**Goal**: Produce the listing below again, exactly as shown.

**Information provided**:
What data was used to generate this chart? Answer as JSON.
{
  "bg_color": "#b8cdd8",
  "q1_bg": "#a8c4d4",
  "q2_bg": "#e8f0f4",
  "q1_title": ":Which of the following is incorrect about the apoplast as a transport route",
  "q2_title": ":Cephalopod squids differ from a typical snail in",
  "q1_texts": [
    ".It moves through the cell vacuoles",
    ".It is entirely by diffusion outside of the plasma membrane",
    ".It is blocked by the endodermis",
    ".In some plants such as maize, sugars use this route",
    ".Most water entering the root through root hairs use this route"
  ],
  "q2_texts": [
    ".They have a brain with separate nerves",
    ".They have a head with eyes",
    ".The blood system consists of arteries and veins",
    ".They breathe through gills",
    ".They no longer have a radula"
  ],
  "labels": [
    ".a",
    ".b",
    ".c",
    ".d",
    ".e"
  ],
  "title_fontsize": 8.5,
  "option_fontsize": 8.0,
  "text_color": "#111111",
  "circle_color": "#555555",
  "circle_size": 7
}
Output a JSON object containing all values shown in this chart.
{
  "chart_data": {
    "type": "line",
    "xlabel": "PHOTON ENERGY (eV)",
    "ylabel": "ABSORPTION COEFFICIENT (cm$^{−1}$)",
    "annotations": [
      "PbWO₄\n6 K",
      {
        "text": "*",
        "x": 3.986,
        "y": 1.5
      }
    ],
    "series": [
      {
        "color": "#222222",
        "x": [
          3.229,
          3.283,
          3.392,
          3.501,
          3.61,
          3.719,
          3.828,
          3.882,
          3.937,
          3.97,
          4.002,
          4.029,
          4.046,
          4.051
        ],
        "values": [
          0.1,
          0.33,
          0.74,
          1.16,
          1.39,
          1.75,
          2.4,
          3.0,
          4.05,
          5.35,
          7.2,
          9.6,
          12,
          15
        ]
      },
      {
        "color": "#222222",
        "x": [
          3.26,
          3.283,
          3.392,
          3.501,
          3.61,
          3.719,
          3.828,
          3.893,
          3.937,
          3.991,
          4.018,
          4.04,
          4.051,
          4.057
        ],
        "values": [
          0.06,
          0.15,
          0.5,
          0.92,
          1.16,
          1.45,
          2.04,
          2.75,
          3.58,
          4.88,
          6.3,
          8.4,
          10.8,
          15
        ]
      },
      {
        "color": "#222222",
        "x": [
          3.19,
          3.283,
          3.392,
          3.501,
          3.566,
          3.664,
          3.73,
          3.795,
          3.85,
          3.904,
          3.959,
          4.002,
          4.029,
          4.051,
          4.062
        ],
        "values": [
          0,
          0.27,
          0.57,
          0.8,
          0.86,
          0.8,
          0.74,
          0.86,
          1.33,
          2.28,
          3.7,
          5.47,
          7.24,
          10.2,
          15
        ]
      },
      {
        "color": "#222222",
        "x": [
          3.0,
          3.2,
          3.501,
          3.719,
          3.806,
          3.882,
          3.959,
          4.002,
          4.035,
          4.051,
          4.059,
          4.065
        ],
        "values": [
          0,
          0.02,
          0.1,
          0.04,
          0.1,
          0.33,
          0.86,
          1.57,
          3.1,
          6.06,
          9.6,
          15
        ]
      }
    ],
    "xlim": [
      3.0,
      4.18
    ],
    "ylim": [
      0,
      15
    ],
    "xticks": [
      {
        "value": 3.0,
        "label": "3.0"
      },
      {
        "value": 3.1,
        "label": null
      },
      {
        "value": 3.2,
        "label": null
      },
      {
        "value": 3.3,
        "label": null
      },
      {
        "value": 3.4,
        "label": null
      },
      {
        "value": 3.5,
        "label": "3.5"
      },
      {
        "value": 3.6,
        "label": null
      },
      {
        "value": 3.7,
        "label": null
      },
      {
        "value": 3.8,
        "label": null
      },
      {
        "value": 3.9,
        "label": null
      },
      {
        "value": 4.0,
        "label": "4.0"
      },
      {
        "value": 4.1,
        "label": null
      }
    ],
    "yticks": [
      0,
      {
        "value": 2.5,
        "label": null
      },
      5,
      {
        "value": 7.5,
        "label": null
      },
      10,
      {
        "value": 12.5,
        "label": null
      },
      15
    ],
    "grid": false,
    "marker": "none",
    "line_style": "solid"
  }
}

**Answer to the exercise**:
What data was used to generate this chart? Answer as JSON.
{
  "bg_color": "#b8cdd8",
  "q1_bg": "#a8c4d4",
  "q2_bg": "#e8f0f4",
  "q1_title": ":Which of the following is incorrect about the apoplast as a transport route",
  "q2_title": ":Cephalopod squids differ from a typical snail in",
  "q1_texts": [
    ".It moves through the cell vacuoles",
    ".It is entirely by diffusion outside of the plasma membrane",
    ".It is blocked by the endodermis",
    ".In some plants such as maize, sugars use this route",
    ".Most water entering the root through root hairs use this route"
  ],
  "q2_texts": [
    ".They have a brain with separate nerves",
    ".They have a head with eyes",
    ".The blood system consists of arteries and veins",
    ".They breathe through gills",
    ".They no longer have a radula"
  ],
  "labels": [
    ".a",
    ".b",
    ".c",
    ".d",
    ".e"
  ],
  "title_fontsize": 8.5,
  "option_fontsize": 8.0,
  "text_color": "#111111",
  "circle_color": "#555555",
  "circle_size": 7
}
Output a JSON object containing all values shown in this chart.
{
  "chart_data": {
    "type": "line",
    "xlabel": "PHOTON ENERGY (eV)",
    "ylabel": "ABSORPTION COEFFICIENT (cm$^{−1}$)",
    "annotations": [
      "PbWO₄\n6 K",
      {
        "text": "*",
        "x": 3.986,
        "y": 1.5
      }
    ],
    "series": [
      {
        "color": "#222222",
        "x": [
          3.229,
          3.283,
          3.392,
          3.501,
          3.61,
          3.719,
          3.828,
          3.882,
          3.937,
          3.97,
          4.002,
          4.029,
          4.046,
          4.051
        ],
        "values": [
          0.1,
          0.33,
          0.74,
          1.16,
          1.39,
          1.75,
          2.4,
          3.0,
          4.05,
          5.35,
          7.2,
          9.6,
          12,
          15
        ]
      },
      {
        "color": "#222222",
        "x": [
          3.26,
          3.283,
          3.392,
          3.501,
          3.61,
          3.719,
          3.828,
          3.893,
          3.937,
          3.991,
          4.018,
          4.04,
          4.051,
          4.057
        ],
        "values": [
          0.06,
          0.15,
          0.5,
          0.92,
          1.16,
          1.45,
          2.04,
          2.75,
          3.58,
          4.88,
          6.3,
          8.4,
          10.8,
          15
        ]
      },
      {
        "color": "#222222",
        "x": [
          3.19,
          3.283,
          3.392,
          3.501,
          3.566,
          3.664,
          3.73,
          3.795,
          3.85,
          3.904,
          3.959,
          4.002,
          4.029,
          4.051,
          4.062
        ],
        "values": [
          0,
          0.27,
          0.57,
          0.8,
          0.86,
          0.8,
          0.74,
          0.86,
          1.33,
          2.28,
          3.7,
          5.47,
          7.24,
          10.2,
          15
        ]
      },
      {
        "color": "#222222",
        "x": [
          3.0,
          3.2,
          3.501,
          3.719,
          3.806,
          3.882,
          3.959,
          4.002,
          4.035,
          4.051,
          4.059,
          4.065
        ],
        "values": [
          0,
          0.02,
          0.1,
          0.04,
          0.1,
          0.33,
          0.86,
          1.57,
          3.1,
          6.06,
          9.6,
          15
        ]
      }
    ],
    "xlim": [
      3.0,
      4.18
    ],
    "ylim": [
      0,
      15
    ],
    "xticks": [
      {
        "value": 3.0,
        "label": "3.0"
      },
      {
        "value": 3.1,
        "label": null
      },
      {
        "value": 3.2,
        "label": null
      },
      {
        "value": 3.3,
        "label": null
      },
      {
        "value": 3.4,
        "label": null
      },
      {
        "value": 3.5,
        "label": "3.5"
      },
      {
        "value": 3.6,
        "label": null
      },
      {
        "value": 3.7,
        "label": null
      },
      {
        "value": 3.8,
        "label": null
      },
      {
        "value": 3.9,
        "label": null
      },
      {
        "value": 4.0,
        "label": "4.0"
      },
      {
        "value": 4.1,
        "label": null
      }
    ],
    "yticks": [
      0,
      {
        "value": 2.5,
        "label": null
      },
      5,
      {
        "value": 7.5,
        "label": null
      },
      10,
      {
        "value": 12.5,
        "label": null
      },
      15
    ],
    "grid": false,
    "marker": "none",
    "line_style": "solid"
  }
}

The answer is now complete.